══ INFORMATION ══

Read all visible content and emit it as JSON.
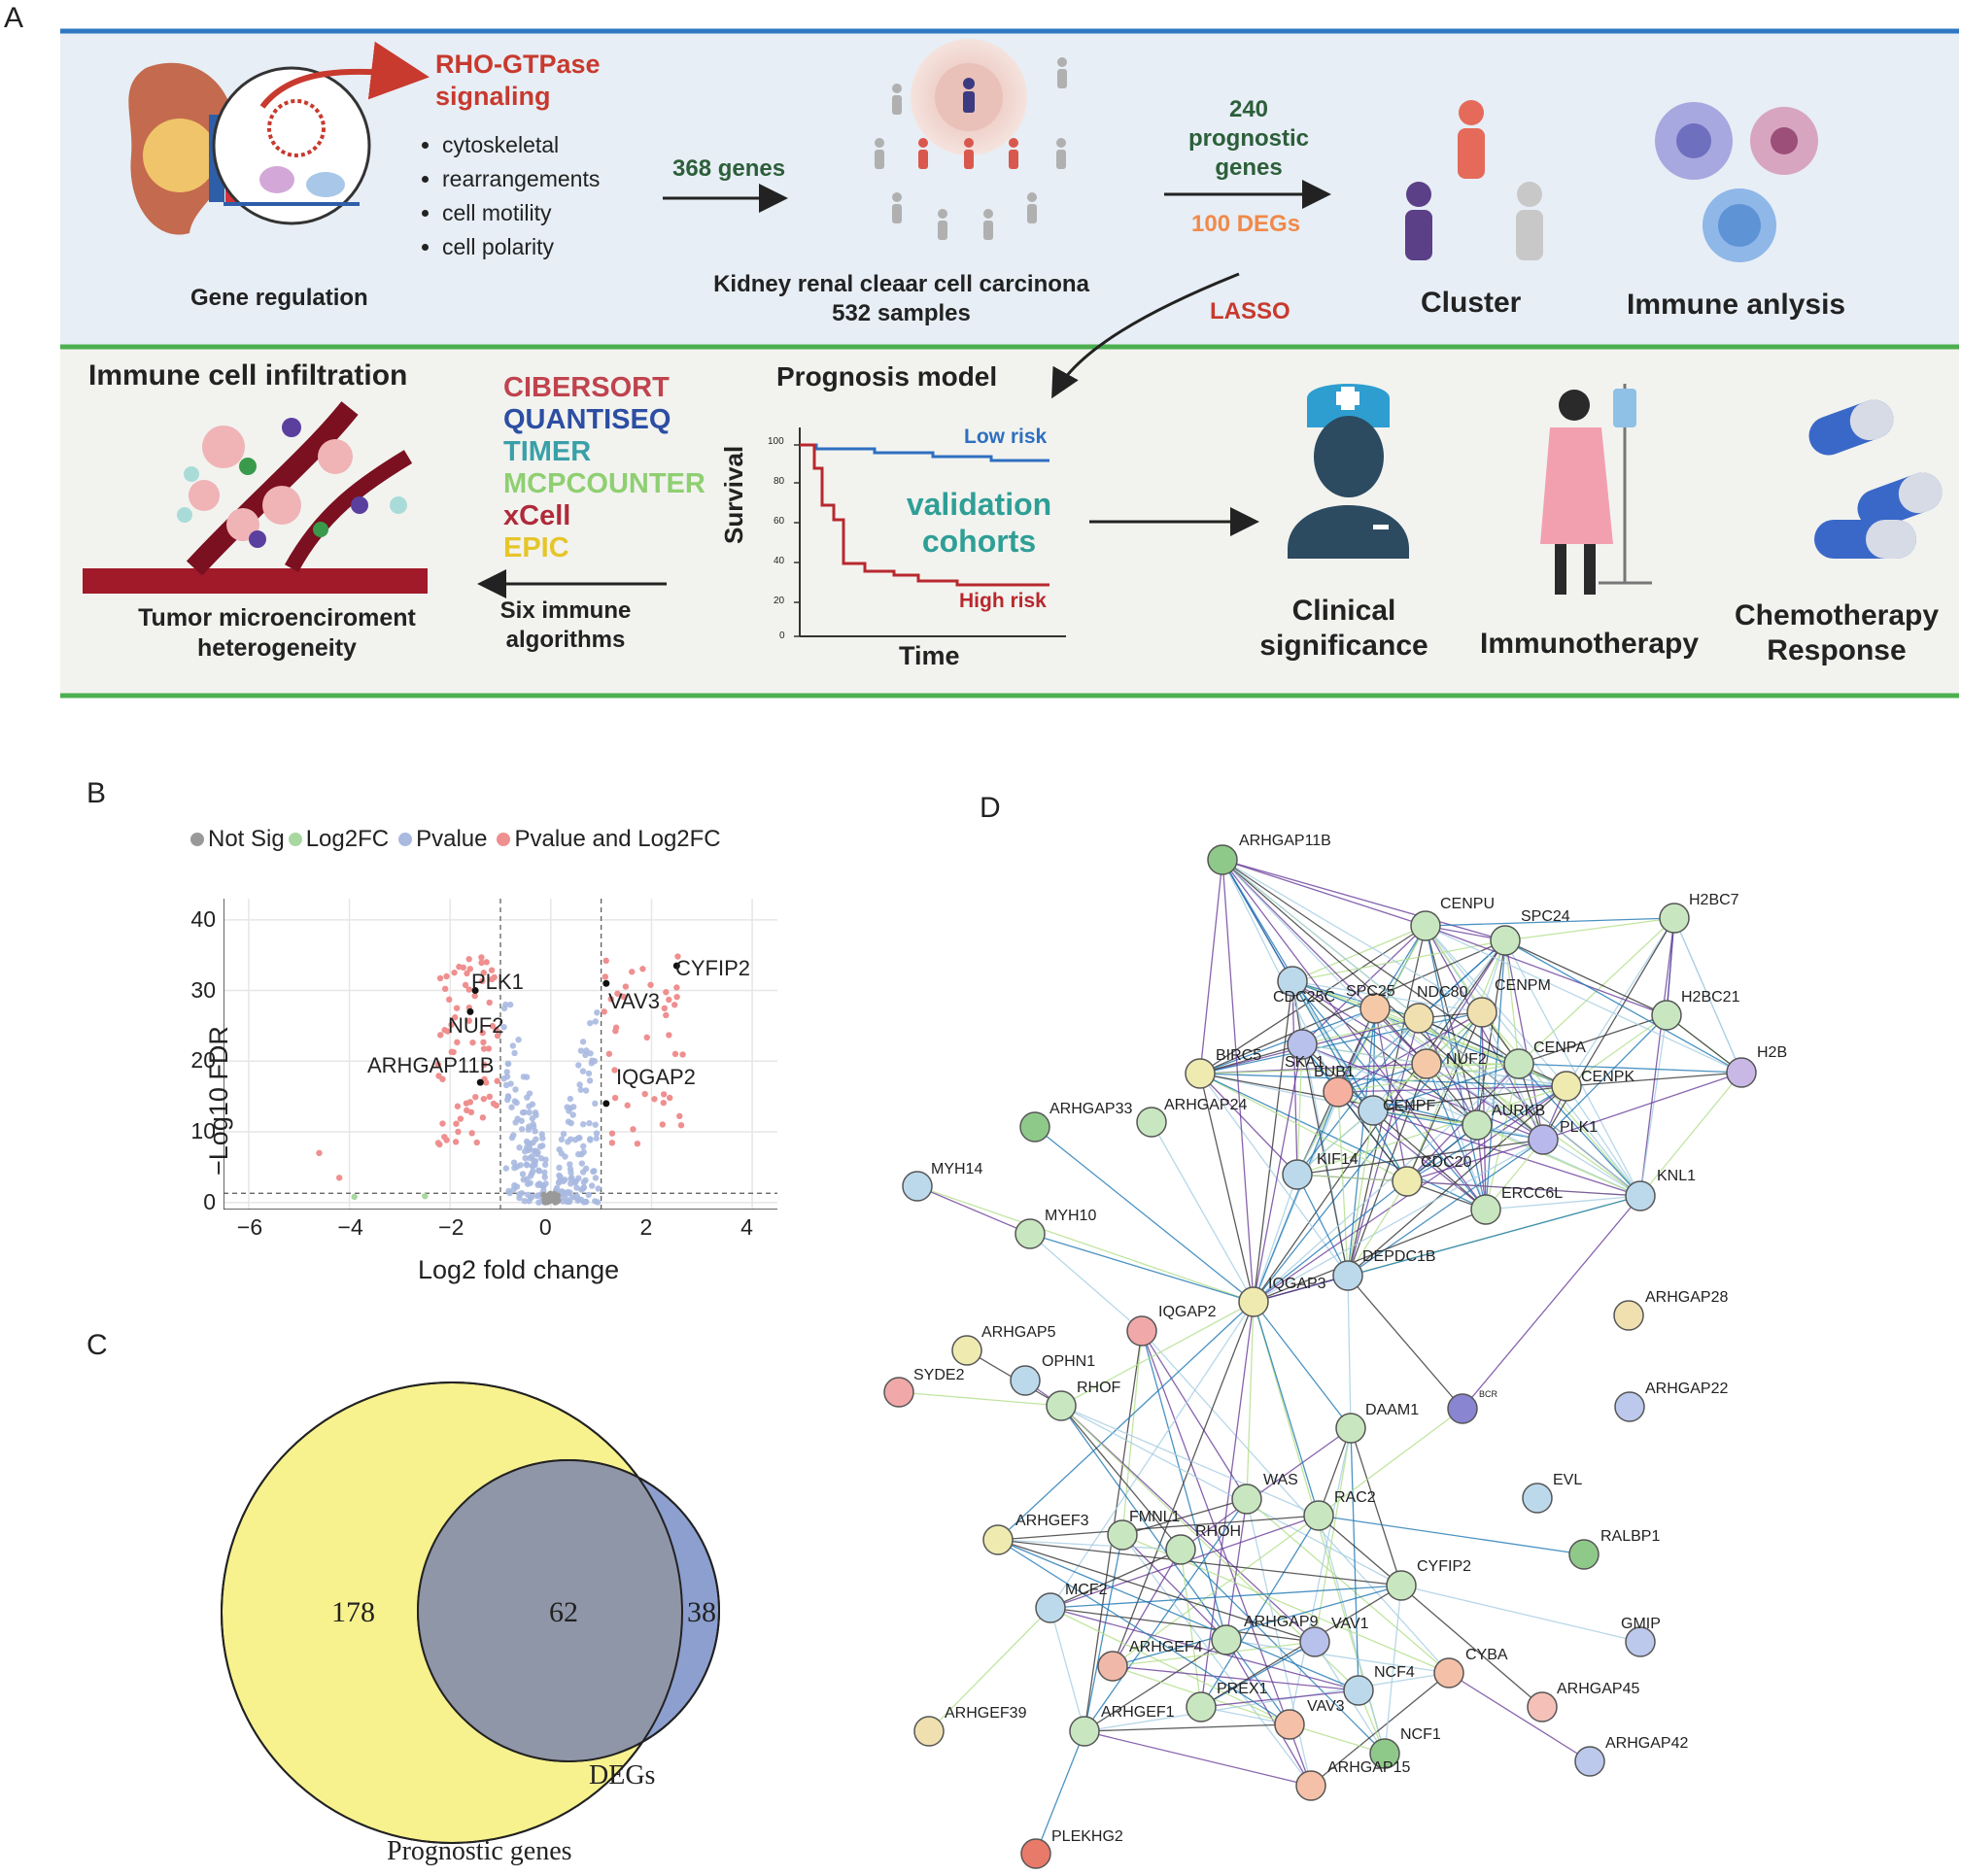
{
  "panels": {
    "a": "A",
    "b": "B",
    "c": "C",
    "d": "D"
  },
  "panelA": {
    "gene_regulation": "Gene regulation",
    "rho_title": "RHO-GTPase signaling",
    "rho_line1": "RHO-GTPase",
    "rho_line2": "signaling",
    "bullets": [
      "cytoskeletal",
      "rearrangements",
      "cell motility",
      "cell polarity"
    ],
    "genes368": "368 genes",
    "kirc_line1": "Kidney renal cleaar cell carcinona",
    "kirc_line2": "532 samples",
    "prog_line1": "240",
    "prog_line2": "prognostic",
    "prog_line3": "genes",
    "degs": "100 DEGs",
    "lasso": "LASSO",
    "cluster": "Cluster",
    "immune": "Immune anlysis",
    "infiltration": "Immune cell infiltration",
    "algorithms": [
      {
        "name": "CIBERSORT",
        "color": "#c0434e"
      },
      {
        "name": "QUANTISEQ",
        "color": "#2c4ea3"
      },
      {
        "name": "TIMER",
        "color": "#3aa0a8"
      },
      {
        "name": "MCPCOUNTER",
        "color": "#8fcf72"
      },
      {
        "name": "xCell",
        "color": "#b02a3a"
      },
      {
        "name": "EPIC",
        "color": "#e6c52a"
      }
    ],
    "tme_line1": "Tumor microenciroment",
    "tme_line2": "heterogeneity",
    "six_line1": "Six immune",
    "six_line2": "algorithms",
    "prognosis_model": "Prognosis model",
    "survival": "Survival",
    "time": "Time",
    "low_risk": "Low risk",
    "high_risk": "High risk",
    "validation1": "validation",
    "validation2": "cohorts",
    "km_ticks": [
      "100",
      "80",
      "60",
      "40",
      "20",
      "0"
    ],
    "clinical1": "Clinical",
    "clinical2": "significance",
    "immunotherapy": "Immunotherapy",
    "chemo1": "Chemotherapy",
    "chemo2": "Response"
  },
  "volcano": {
    "legend": [
      "Not Sig",
      "Log2FC",
      "Pvalue",
      "Pvalue and Log2FC"
    ],
    "legend_colors": [
      "#999999",
      "#a8d8a0",
      "#a9b9e0",
      "#ef8f8f"
    ],
    "ylabel": "−Log10 FDR",
    "xlabel": "Log2 fold change",
    "xticks": [
      "−6",
      "−4",
      "−2",
      "0",
      "2",
      "4"
    ],
    "yticks": [
      "0",
      "10",
      "20",
      "30",
      "40"
    ],
    "labels": [
      "PLK1",
      "NUF2",
      "ARHGAP11B",
      "CYFIP2",
      "VAV3",
      "IQGAP2"
    ]
  },
  "chart_data": {
    "type": "scatter",
    "xlabel": "Log2 fold change",
    "ylabel": "−Log10 FDR",
    "xlim": [
      -6.5,
      4.5
    ],
    "ylim": [
      -1,
      43
    ],
    "thresholds": {
      "log2fc": [
        -1,
        1
      ],
      "fdr": 1.3
    },
    "highlighted": [
      {
        "name": "PLK1",
        "x": -1.5,
        "y": 30
      },
      {
        "name": "NUF2",
        "x": -1.6,
        "y": 27
      },
      {
        "name": "ARHGAP11B",
        "x": -1.4,
        "y": 17
      },
      {
        "name": "CYFIP2",
        "x": 2.5,
        "y": 33.5
      },
      {
        "name": "VAV3",
        "x": 1.1,
        "y": 31
      },
      {
        "name": "IQGAP2",
        "x": 1.1,
        "y": 14
      }
    ]
  },
  "venn": {
    "left_only": "178",
    "overlap": "62",
    "right_only": "38",
    "left_label": "Prognostic genes",
    "right_label": "DEGs",
    "left_color": "#f7f28e",
    "right_color": "#8c9fcf"
  },
  "network": {
    "nodes": [
      {
        "label": "ARHGAP11B",
        "color": "#8fc98a"
      },
      {
        "label": "CENPU",
        "color": "#c8e7c0"
      },
      {
        "label": "SPC24",
        "color": "#c8e7c0"
      },
      {
        "label": "H2BC7",
        "color": "#c8e7c0"
      },
      {
        "label": "CDC25C",
        "color": "#bcd9ec"
      },
      {
        "label": "SPC25",
        "color": "#f5c9a8"
      },
      {
        "label": "NDC80",
        "color": "#f0e0b0"
      },
      {
        "label": "CENPM",
        "color": "#f0e0b0"
      },
      {
        "label": "H2BC21",
        "color": "#c8e7c0"
      },
      {
        "label": "BIRC5",
        "color": "#eeeab0"
      },
      {
        "label": "SKA1",
        "color": "#b8c0ec"
      },
      {
        "label": "NUF2",
        "color": "#f5c9a8"
      },
      {
        "label": "CENPA",
        "color": "#c8e7c0"
      },
      {
        "label": "H2B",
        "color": "#c9b8e6"
      },
      {
        "label": "BUB1",
        "color": "#f5b0a0"
      },
      {
        "label": "CENPK",
        "color": "#eeeab0"
      },
      {
        "label": "CENPF",
        "color": "#bcd9ec"
      },
      {
        "label": "AURKB",
        "color": "#c8e7c0"
      },
      {
        "label": "PLK1",
        "color": "#b8b8ec"
      },
      {
        "label": "ARHGAP33",
        "color": "#8fc98a"
      },
      {
        "label": "ARHGAP24",
        "color": "#c8e7c0"
      },
      {
        "label": "MYH14",
        "color": "#bcd9ec"
      },
      {
        "label": "KIF14",
        "color": "#bcd9ec"
      },
      {
        "label": "CDC20",
        "color": "#eeeab0"
      },
      {
        "label": "ERCC6L",
        "color": "#c8e7c0"
      },
      {
        "label": "KNL1",
        "color": "#bcd9ec"
      },
      {
        "label": "MYH10",
        "color": "#c8e7c0"
      },
      {
        "label": "DEPDC1B",
        "color": "#bcd9ec"
      },
      {
        "label": "IQGAP3",
        "color": "#eeeab0"
      },
      {
        "label": "ARHGAP28",
        "color": "#f0e0b0"
      },
      {
        "label": "IQGAP2",
        "color": "#f0a8a8"
      },
      {
        "label": "ARHGAP5",
        "color": "#eeeab0"
      },
      {
        "label": "OPHN1",
        "color": "#bcd9ec"
      },
      {
        "label": "SYDE2",
        "color": "#f0a8a8"
      },
      {
        "label": "RHOF",
        "color": "#c8e7c0"
      },
      {
        "label": "ARHGAP22",
        "color": "#bcc8ec"
      },
      {
        "label": "BCR",
        "color": "#8a85d0"
      },
      {
        "label": "DAAM1",
        "color": "#c8e7c0"
      },
      {
        "label": "EVL",
        "color": "#bcd9ec"
      },
      {
        "label": "WAS",
        "color": "#c8e7c0"
      },
      {
        "label": "RAC2",
        "color": "#c8e7c0"
      },
      {
        "label": "ARHGEF3",
        "color": "#eeeab0"
      },
      {
        "label": "FMNL1",
        "color": "#c8e7c0"
      },
      {
        "label": "RHOH",
        "color": "#c8e7c0"
      },
      {
        "label": "RALBP1",
        "color": "#8fc98a"
      },
      {
        "label": "CYFIP2",
        "color": "#c8e7c0"
      },
      {
        "label": "MCF2",
        "color": "#bcd9ec"
      },
      {
        "label": "GMIP",
        "color": "#bcc8ec"
      },
      {
        "label": "ARHGAP9",
        "color": "#c8e7c0"
      },
      {
        "label": "VAV1",
        "color": "#b8c0ec"
      },
      {
        "label": "ARHGEF4",
        "color": "#f0b8a8"
      },
      {
        "label": "CYBA",
        "color": "#f5c0a8"
      },
      {
        "label": "NCF4",
        "color": "#bcd9ec"
      },
      {
        "label": "ARHGAP45",
        "color": "#f5c0b8"
      },
      {
        "label": "ARHGEF39",
        "color": "#f0e0b0"
      },
      {
        "label": "PREX1",
        "color": "#c8e7c0"
      },
      {
        "label": "ARHGEF1",
        "color": "#c8e7c0"
      },
      {
        "label": "VAV3",
        "color": "#f5c0a8"
      },
      {
        "label": "NCF1",
        "color": "#8fc98a"
      },
      {
        "label": "ARHGAP42",
        "color": "#bcc8ec"
      },
      {
        "label": "ARHGAP15",
        "color": "#f5c0a8"
      },
      {
        "label": "PLEKHG2",
        "color": "#e87a6a"
      }
    ]
  }
}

═══

*EXERCISE OBJECTIVE*: From the data above, work out how many lines contain the string "GTPase" and reply with only the number.

*RESPONSE FOR THIS EXERCISE*: 2